• GIVEN EXERCISE: Give the number of lines in the entries that contain "structured". State only the count.

• RECORDS PROVIDED:
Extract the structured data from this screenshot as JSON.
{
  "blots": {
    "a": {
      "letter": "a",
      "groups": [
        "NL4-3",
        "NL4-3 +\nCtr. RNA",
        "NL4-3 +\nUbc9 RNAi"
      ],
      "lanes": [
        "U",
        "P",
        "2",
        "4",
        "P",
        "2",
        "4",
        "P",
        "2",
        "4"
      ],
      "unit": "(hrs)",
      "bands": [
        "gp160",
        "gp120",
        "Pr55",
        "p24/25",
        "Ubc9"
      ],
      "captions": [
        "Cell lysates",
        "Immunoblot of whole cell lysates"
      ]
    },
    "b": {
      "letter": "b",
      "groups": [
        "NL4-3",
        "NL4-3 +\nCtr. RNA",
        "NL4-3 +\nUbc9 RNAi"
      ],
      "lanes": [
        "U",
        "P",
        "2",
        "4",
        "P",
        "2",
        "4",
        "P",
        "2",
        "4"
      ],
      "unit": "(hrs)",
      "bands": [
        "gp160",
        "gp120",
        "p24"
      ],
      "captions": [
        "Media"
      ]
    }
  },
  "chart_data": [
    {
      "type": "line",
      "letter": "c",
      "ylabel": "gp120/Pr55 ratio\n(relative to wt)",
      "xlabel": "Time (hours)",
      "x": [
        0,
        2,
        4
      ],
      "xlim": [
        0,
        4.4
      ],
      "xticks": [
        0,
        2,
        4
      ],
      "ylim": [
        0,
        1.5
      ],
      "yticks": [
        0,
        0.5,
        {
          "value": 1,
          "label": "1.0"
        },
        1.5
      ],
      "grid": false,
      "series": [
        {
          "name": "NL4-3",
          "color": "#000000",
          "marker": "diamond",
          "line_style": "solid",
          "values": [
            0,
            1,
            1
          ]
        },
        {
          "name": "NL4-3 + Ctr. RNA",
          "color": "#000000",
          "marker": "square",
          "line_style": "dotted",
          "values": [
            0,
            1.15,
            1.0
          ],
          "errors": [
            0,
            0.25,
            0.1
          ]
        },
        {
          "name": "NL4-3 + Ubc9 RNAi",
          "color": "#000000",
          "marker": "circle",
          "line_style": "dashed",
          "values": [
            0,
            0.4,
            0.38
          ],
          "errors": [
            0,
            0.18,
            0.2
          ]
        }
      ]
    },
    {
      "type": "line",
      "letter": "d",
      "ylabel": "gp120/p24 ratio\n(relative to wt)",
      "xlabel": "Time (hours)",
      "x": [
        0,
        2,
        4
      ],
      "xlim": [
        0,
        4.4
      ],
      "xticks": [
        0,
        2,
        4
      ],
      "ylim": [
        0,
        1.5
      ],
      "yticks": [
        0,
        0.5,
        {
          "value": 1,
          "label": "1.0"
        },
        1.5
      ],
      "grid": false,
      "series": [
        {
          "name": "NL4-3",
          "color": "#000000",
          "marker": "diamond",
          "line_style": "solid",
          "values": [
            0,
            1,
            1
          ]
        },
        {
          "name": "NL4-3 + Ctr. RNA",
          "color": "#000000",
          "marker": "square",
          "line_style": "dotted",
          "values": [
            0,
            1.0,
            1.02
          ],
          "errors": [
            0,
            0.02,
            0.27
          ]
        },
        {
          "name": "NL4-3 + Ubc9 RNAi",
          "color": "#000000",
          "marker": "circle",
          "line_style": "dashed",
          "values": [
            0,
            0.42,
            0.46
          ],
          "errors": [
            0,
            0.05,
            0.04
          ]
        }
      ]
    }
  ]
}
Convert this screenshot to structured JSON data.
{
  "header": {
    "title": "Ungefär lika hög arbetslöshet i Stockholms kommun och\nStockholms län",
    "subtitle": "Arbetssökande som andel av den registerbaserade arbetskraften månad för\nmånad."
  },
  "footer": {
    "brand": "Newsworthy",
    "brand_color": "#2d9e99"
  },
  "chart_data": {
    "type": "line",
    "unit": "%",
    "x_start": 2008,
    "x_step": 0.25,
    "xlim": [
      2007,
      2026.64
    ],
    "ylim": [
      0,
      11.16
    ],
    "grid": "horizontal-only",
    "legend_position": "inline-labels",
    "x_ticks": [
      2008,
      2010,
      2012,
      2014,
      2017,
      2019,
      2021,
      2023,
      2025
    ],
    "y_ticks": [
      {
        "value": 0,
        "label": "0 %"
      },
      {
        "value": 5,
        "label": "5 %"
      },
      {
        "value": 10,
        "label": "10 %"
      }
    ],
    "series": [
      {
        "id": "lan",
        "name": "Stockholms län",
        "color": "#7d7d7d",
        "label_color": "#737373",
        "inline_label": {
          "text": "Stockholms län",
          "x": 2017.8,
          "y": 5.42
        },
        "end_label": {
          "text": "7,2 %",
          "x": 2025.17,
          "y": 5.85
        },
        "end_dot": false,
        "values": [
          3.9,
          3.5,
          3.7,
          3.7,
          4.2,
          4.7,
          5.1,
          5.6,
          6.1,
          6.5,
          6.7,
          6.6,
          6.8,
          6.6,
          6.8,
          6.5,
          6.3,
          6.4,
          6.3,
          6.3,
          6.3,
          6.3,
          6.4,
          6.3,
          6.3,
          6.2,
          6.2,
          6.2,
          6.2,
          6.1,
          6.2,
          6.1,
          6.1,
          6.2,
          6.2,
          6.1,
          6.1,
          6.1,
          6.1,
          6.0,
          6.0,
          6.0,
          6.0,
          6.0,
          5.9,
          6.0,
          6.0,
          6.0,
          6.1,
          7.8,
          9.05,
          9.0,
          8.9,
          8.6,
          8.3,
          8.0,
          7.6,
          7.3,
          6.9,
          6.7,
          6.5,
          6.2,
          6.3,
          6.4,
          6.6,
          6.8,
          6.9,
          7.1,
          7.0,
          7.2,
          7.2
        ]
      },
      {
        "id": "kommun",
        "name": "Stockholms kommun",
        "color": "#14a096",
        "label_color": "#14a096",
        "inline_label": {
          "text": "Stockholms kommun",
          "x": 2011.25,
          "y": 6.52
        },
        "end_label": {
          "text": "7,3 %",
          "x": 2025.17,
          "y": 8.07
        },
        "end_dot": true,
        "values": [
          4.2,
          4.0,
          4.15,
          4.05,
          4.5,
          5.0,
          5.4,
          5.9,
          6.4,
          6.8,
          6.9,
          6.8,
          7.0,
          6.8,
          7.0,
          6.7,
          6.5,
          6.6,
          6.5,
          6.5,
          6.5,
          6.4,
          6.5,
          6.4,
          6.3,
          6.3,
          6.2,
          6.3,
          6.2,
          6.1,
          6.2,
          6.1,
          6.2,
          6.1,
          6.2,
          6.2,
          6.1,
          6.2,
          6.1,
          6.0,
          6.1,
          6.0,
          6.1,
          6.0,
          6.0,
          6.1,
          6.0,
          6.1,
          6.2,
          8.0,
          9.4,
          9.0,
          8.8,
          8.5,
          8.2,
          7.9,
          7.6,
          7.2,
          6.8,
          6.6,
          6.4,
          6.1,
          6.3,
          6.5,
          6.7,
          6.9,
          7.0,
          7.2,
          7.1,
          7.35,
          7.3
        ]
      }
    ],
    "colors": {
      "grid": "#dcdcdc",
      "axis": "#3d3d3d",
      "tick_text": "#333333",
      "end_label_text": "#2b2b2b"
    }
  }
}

• PROBLEM SOLUTION: 2